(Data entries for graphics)
↓
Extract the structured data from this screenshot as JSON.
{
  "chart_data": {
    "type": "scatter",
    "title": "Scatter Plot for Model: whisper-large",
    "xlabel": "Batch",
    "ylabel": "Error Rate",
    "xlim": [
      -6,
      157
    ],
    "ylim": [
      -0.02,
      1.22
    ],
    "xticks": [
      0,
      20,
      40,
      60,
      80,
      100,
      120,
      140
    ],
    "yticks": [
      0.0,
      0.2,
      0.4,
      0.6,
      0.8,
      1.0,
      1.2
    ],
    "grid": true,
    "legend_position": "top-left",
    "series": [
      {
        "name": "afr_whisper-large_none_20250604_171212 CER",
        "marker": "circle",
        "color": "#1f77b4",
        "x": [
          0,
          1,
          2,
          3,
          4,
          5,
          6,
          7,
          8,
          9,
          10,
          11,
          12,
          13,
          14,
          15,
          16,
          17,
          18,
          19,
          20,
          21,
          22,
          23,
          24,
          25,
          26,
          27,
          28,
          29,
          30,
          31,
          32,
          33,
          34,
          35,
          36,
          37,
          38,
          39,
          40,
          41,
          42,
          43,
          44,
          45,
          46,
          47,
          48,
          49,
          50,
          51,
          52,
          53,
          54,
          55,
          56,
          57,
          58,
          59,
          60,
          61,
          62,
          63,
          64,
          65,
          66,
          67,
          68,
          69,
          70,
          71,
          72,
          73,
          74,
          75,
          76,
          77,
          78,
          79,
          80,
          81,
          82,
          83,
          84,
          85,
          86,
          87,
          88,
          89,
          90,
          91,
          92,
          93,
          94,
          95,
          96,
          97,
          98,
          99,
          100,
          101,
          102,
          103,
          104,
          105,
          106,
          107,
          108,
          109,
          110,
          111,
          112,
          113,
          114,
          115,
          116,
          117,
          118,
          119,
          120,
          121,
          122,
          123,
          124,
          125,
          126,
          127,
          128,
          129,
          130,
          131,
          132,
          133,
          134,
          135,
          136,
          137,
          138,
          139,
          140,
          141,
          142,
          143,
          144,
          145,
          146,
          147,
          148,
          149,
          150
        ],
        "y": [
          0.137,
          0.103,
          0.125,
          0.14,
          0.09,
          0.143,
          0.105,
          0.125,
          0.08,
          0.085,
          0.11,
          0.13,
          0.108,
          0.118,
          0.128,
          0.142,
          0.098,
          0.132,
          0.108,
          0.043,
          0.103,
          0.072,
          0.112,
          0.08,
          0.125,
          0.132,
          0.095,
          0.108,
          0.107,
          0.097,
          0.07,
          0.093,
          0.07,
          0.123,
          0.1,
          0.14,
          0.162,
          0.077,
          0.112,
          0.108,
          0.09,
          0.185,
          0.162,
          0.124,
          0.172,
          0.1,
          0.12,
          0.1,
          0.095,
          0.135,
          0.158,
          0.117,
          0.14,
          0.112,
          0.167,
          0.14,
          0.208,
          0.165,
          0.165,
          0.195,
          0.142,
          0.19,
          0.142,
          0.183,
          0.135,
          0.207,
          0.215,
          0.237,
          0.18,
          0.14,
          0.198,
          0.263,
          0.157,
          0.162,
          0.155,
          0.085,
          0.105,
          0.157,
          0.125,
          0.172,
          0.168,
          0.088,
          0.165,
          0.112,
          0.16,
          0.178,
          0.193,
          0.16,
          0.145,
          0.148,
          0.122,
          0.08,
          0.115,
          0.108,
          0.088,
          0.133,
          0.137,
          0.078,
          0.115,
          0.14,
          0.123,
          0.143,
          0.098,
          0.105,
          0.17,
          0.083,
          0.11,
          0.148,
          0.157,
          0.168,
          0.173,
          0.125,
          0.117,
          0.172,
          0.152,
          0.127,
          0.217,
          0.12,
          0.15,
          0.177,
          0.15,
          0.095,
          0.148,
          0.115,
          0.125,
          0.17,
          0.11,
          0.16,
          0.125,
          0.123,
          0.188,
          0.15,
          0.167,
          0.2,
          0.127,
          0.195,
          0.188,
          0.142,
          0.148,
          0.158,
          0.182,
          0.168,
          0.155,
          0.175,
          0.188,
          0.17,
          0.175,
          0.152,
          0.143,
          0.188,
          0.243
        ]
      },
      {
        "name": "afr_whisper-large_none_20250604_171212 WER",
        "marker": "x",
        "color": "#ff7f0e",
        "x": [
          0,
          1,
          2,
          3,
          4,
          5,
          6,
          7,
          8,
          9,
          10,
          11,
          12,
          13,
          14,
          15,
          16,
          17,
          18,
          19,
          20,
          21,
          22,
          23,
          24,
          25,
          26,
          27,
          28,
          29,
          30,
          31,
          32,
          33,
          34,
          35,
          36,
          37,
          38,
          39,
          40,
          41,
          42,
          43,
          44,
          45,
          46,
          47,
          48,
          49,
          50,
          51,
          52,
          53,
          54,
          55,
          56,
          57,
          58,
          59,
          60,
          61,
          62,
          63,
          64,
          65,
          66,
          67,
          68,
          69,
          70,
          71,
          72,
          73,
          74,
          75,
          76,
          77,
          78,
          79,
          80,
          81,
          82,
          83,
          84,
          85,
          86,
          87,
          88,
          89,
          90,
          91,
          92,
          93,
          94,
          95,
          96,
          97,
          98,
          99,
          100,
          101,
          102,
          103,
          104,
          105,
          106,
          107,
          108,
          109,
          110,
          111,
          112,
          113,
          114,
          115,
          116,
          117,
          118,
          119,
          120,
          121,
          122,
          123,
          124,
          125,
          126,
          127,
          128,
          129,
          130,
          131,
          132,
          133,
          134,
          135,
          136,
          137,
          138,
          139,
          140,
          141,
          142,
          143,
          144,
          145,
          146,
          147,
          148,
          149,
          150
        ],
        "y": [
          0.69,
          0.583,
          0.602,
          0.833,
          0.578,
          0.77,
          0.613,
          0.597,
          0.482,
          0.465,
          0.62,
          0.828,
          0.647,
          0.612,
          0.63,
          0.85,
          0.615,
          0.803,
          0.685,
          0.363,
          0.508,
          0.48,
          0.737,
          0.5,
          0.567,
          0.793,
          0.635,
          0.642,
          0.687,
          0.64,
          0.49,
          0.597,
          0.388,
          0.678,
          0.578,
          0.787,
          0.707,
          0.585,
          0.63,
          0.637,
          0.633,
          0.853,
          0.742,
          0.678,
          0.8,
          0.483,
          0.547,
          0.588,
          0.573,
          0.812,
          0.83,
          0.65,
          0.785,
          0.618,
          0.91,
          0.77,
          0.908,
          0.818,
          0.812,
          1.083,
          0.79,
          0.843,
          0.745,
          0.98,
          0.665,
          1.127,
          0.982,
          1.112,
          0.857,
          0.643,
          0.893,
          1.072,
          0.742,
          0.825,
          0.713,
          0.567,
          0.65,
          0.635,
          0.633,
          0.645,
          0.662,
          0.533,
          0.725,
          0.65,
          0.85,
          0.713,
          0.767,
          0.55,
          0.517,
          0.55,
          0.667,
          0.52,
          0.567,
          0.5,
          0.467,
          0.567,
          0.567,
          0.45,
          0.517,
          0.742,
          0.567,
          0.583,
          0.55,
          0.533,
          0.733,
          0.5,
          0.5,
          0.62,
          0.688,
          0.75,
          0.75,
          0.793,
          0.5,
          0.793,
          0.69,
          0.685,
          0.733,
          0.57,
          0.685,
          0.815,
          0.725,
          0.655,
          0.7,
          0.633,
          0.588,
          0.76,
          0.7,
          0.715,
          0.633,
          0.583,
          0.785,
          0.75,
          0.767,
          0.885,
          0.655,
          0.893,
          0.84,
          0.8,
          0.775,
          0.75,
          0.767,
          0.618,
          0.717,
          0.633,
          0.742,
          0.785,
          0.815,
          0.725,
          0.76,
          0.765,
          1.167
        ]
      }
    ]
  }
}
↑
Output all of the material exactly as written.

Extract the structured data from this screenshot as JSON.
{
  "chart_data": {
    "type": "scatter",
    "title": "Scatter Plot for Model: whisper-large",
    "xlabel": "Batch",
    "ylabel": "Error Rate",
    "xlim": [
      -6,
      157
    ],
    "ylim": [
      -0.02,
      1.22
    ],
    "xticks": [
      0,
      20,
      40,
      60,
      80,
      100,
      120,
      140
    ],
    "yticks": [
      0.0,
      0.2,
      0.4,
      0.6,
      0.8,
      1.0,
      1.2
    ],
    "grid": true,
    "legend_position": "top-left",
    "series": [
      {
        "name": "afr_whisper-large_none_20250604_171212 CER",
        "marker": "circle",
        "color": "#1f77b4",
        "x": [
          0,
          1,
          2,
          3,
          4,
          5,
          6,
          7,
          8,
          9,
          10,
          11,
          12,
          13,
          14,
          15,
          16,
          17,
          18,
          19,
          20,
          21,
          22,
          23,
          24,
          25,
          26,
          27,
          28,
          29,
          30,
          31,
          32,
          33,
          34,
          35,
          36,
          37,
          38,
          39,
          40,
          41,
          42,
          43,
          44,
          45,
          46,
          47,
          48,
          49,
          50,
          51,
          52,
          53,
          54,
          55,
          56,
          57,
          58,
          59,
          60,
          61,
          62,
          63,
          64,
          65,
          66,
          67,
          68,
          69,
          70,
          71,
          72,
          73,
          74,
          75,
          76,
          77,
          78,
          79,
          80,
          81,
          82,
          83,
          84,
          85,
          86,
          87,
          88,
          89,
          90,
          91,
          92,
          93,
          94,
          95,
          96,
          97,
          98,
          99,
          100,
          101,
          102,
          103,
          104,
          105,
          106,
          107,
          108,
          109,
          110,
          111,
          112,
          113,
          114,
          115,
          116,
          117,
          118,
          119,
          120,
          121,
          122,
          123,
          124,
          125,
          126,
          127,
          128,
          129,
          130,
          131,
          132,
          133,
          134,
          135,
          136,
          137,
          138,
          139,
          140,
          141,
          142,
          143,
          144,
          145,
          146,
          147,
          148,
          149,
          150
        ],
        "y": [
          0.137,
          0.103,
          0.125,
          0.14,
          0.09,
          0.143,
          0.105,
          0.125,
          0.08,
          0.085,
          0.11,
          0.13,
          0.108,
          0.118,
          0.128,
          0.142,
          0.098,
          0.132,
          0.108,
          0.043,
          0.103,
          0.072,
          0.112,
          0.08,
          0.125,
          0.132,
          0.095,
          0.108,
          0.107,
          0.097,
          0.07,
          0.093,
          0.07,
          0.123,
          0.1,
          0.14,
          0.162,
          0.077,
          0.112,
          0.108,
          0.09,
          0.185,
          0.162,
          0.124,
          0.172,
          0.1,
          0.12,
          0.1,
          0.095,
          0.135,
          0.158,
          0.117,
          0.14,
          0.112,
          0.167,
          0.14,
          0.208,
          0.165,
          0.165,
          0.195,
          0.142,
          0.19,
          0.142,
          0.183,
          0.135,
          0.207,
          0.215,
          0.237,
          0.18,
          0.14,
          0.198,
          0.263,
          0.157,
          0.162,
          0.155,
          0.085,
          0.105,
          0.157,
          0.125,
          0.172,
          0.168,
          0.088,
          0.165,
          0.112,
          0.16,
          0.178,
          0.193,
          0.16,
          0.145,
          0.148,
          0.122,
          0.08,
          0.115,
          0.108,
          0.088,
          0.133,
          0.137,
          0.078,
          0.115,
          0.14,
          0.123,
          0.143,
          0.098,
          0.105,
          0.17,
          0.083,
          0.11,
          0.148,
          0.157,
          0.168,
          0.173,
          0.125,
          0.117,
          0.172,
          0.152,
          0.127,
          0.217,
          0.12,
          0.15,
          0.177,
          0.15,
          0.095,
          0.148,
          0.115,
          0.125,
          0.17,
          0.11,
          0.16,
          0.125,
          0.123,
          0.188,
          0.15,
          0.167,
          0.2,
          0.127,
          0.195,
          0.188,
          0.142,
          0.148,
          0.158,
          0.182,
          0.168,
          0.155,
          0.175,
          0.188,
          0.17,
          0.175,
          0.152,
          0.143,
          0.188,
          0.243
        ]
      },
      {
        "name": "afr_whisper-large_none_20250604_171212 WER",
        "marker": "x",
        "color": "#ff7f0e",
        "x": [
          0,
          1,
          2,
          3,
          4,
          5,
          6,
          7,
          8,
          9,
          10,
          11,
          12,
          13,
          14,
          15,
          16,
          17,
          18,
          19,
          20,
          21,
          22,
          23,
          24,
          25,
          26,
          27,
          28,
          29,
          30,
          31,
          32,
          33,
          34,
          35,
          36,
          37,
          38,
          39,
          40,
          41,
          42,
          43,
          44,
          45,
          46,
          47,
          48,
          49,
          50,
          51,
          52,
          53,
          54,
          55,
          56,
          57,
          58,
          59,
          60,
          61,
          62,
          63,
          64,
          65,
          66,
          67,
          68,
          69,
          70,
          71,
          72,
          73,
          74,
          75,
          76,
          77,
          78,
          79,
          80,
          81,
          82,
          83,
          84,
          85,
          86,
          87,
          88,
          89,
          90,
          91,
          92,
          93,
          94,
          95,
          96,
          97,
          98,
          99,
          100,
          101,
          102,
          103,
          104,
          105,
          106,
          107,
          108,
          109,
          110,
          111,
          112,
          113,
          114,
          115,
          116,
          117,
          118,
          119,
          120,
          121,
          122,
          123,
          124,
          125,
          126,
          127,
          128,
          129,
          130,
          131,
          132,
          133,
          134,
          135,
          136,
          137,
          138,
          139,
          140,
          141,
          142,
          143,
          144,
          145,
          146,
          147,
          148,
          149,
          150
        ],
        "y": [
          0.69,
          0.583,
          0.602,
          0.833,
          0.578,
          0.77,
          0.613,
          0.597,
          0.482,
          0.465,
          0.62,
          0.828,
          0.647,
          0.612,
          0.63,
          0.85,
          0.615,
          0.803,
          0.685,
          0.363,
          0.508,
          0.48,
          0.737,
          0.5,
          0.567,
          0.793,
          0.635,
          0.642,
          0.687,
          0.64,
          0.49,
          0.597,
          0.388,
          0.678,
          0.578,
          0.787,
          0.707,
          0.585,
          0.63,
          0.637,
          0.633,
          0.853,
          0.742,
          0.678,
          0.8,
          0.483,
          0.547,
          0.588,
          0.573,
          0.812,
          0.83,
          0.65,
          0.785,
          0.618,
          0.91,
          0.77,
          0.908,
          0.818,
          0.812,
          1.083,
          0.79,
          0.843,
          0.745,
          0.98,
          0.665,
          1.127,
          0.982,
          1.112,
          0.857,
          0.643,
          0.893,
          1.072,
          0.742,
          0.825,
          0.713,
          0.567,
          0.65,
          0.635,
          0.633,
          0.645,
          0.662,
          0.533,
          0.725,
          0.65,
          0.85,
          0.713,
          0.767,
          0.55,
          0.517,
          0.55,
          0.667,
          0.52,
          0.567,
          0.5,
          0.467,
          0.567,
          0.567,
          0.45,
          0.517,
          0.742,
          0.567,
          0.583,
          0.55,
          0.533,
          0.733,
          0.5,
          0.5,
          0.62,
          0.688,
          0.75,
          0.75,
          0.793,
          0.5,
          0.793,
          0.69,
          0.685,
          0.733,
          0.57,
          0.685,
          0.815,
          0.725,
          0.655,
          0.7,
          0.633,
          0.588,
          0.76,
          0.7,
          0.715,
          0.633,
          0.583,
          0.785,
          0.75,
          0.767,
          0.885,
          0.655,
          0.893,
          0.84,
          0.8,
          0.775,
          0.75,
          0.767,
          0.618,
          0.717,
          0.633,
          0.742,
          0.785,
          0.815,
          0.725,
          0.76,
          0.765,
          1.167
        ]
      }
    ]
  }
}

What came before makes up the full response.